» TASK OBJECTIVE
Every line containing the word "JSON" needs to be found and copied.

(Collected data entries)
******
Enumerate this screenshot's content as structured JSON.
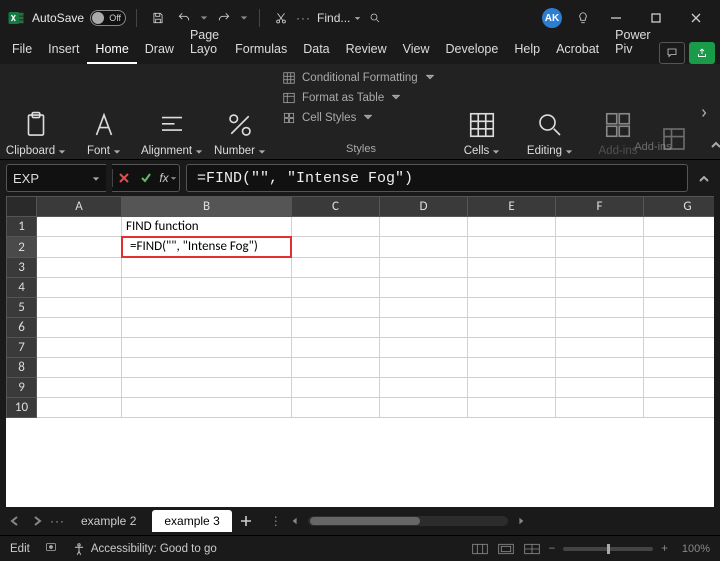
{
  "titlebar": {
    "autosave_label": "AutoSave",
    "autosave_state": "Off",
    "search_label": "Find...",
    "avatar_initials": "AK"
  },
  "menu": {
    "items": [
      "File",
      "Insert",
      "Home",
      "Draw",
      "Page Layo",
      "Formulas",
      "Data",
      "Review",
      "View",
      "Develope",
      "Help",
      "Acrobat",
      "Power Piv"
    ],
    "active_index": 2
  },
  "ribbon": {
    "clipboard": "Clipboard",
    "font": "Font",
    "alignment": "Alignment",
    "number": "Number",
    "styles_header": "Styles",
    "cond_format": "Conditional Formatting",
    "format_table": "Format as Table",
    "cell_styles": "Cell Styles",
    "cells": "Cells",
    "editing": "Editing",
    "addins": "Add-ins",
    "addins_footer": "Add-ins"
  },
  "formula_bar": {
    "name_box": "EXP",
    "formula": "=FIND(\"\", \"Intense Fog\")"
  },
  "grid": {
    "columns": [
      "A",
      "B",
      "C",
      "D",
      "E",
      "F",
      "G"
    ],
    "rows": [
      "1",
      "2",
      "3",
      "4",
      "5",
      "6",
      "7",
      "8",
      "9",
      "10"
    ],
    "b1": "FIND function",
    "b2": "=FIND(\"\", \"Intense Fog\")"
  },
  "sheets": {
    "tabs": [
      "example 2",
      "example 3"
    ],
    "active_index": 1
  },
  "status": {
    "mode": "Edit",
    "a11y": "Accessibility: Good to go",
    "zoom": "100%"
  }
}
******
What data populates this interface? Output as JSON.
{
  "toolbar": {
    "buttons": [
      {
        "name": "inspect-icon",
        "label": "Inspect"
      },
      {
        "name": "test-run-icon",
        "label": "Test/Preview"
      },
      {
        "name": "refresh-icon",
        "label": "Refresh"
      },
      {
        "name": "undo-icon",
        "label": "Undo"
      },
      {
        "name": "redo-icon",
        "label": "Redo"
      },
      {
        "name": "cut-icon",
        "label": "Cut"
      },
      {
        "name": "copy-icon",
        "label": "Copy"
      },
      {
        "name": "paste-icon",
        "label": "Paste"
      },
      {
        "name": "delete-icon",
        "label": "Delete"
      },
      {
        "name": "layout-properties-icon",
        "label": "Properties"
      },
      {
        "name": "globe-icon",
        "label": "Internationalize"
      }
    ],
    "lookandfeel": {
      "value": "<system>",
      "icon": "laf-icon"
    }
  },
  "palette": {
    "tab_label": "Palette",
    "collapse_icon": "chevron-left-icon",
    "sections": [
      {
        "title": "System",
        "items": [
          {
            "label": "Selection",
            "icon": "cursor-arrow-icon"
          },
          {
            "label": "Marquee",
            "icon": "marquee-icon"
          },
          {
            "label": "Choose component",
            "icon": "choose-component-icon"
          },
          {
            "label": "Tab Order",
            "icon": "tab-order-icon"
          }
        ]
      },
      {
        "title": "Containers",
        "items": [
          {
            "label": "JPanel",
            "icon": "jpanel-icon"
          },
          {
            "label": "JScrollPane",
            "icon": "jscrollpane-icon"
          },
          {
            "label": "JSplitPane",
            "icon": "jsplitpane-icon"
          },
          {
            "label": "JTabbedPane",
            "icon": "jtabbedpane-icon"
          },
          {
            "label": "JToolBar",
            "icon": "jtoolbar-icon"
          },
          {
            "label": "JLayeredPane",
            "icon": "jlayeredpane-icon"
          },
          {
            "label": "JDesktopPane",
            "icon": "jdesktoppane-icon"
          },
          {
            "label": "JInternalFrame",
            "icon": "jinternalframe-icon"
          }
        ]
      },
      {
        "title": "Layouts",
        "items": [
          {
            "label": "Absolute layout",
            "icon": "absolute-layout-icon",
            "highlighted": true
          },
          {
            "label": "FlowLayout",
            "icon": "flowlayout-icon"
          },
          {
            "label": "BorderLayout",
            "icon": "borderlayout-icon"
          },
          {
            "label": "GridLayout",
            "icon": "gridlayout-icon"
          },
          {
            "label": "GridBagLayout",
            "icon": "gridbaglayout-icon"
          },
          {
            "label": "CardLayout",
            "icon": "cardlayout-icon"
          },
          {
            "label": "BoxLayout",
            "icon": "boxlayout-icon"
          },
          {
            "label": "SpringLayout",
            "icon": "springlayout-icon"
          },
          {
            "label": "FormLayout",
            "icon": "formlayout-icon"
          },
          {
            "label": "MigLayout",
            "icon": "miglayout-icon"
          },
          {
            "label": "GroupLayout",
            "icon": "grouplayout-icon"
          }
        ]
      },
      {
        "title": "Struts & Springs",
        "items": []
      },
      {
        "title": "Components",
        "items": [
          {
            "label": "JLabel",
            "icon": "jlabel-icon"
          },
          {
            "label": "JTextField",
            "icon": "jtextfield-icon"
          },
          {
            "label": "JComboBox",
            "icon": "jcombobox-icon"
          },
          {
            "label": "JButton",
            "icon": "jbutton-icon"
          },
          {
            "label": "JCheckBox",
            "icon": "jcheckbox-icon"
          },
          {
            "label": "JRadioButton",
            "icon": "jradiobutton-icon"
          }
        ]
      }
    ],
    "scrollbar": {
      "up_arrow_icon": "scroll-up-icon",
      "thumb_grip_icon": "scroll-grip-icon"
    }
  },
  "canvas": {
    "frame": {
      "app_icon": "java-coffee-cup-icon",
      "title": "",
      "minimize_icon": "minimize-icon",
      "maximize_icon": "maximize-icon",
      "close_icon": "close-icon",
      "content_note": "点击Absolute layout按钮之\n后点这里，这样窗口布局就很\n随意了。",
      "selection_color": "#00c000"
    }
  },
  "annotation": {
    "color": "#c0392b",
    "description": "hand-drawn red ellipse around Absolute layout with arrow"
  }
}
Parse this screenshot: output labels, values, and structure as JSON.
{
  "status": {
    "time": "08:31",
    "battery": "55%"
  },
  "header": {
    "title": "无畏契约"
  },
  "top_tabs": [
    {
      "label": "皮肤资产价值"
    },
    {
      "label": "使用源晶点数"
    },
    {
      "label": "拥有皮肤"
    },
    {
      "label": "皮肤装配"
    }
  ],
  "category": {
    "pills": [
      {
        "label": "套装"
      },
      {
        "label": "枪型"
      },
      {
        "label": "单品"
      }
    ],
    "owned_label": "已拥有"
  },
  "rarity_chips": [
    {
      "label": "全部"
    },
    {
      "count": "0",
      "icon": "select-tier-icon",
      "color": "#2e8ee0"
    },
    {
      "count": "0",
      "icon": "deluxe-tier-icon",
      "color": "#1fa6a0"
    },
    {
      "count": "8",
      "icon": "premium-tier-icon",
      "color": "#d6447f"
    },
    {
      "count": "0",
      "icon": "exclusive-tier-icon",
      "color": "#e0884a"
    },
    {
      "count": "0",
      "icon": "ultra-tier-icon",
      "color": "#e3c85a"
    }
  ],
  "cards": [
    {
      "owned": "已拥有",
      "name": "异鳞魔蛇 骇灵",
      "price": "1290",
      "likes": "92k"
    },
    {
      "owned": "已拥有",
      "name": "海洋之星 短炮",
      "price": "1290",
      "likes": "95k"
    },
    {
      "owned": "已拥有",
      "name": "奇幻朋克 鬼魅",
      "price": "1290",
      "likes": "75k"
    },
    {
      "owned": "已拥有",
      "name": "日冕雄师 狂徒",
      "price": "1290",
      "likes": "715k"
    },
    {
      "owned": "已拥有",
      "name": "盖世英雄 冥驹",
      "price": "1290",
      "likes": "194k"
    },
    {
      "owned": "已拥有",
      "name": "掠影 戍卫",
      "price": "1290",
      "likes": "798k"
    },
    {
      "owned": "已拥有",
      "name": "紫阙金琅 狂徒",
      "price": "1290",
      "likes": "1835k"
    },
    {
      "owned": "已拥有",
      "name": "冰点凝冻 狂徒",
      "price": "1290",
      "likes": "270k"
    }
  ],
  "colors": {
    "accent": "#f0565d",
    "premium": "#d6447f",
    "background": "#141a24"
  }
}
******
» REPLY
Enumerate this screenshot's content as structured JSON.
What data populates this interface? Output as JSON.
Parse this screenshot: output labels, values, and structure as JSON.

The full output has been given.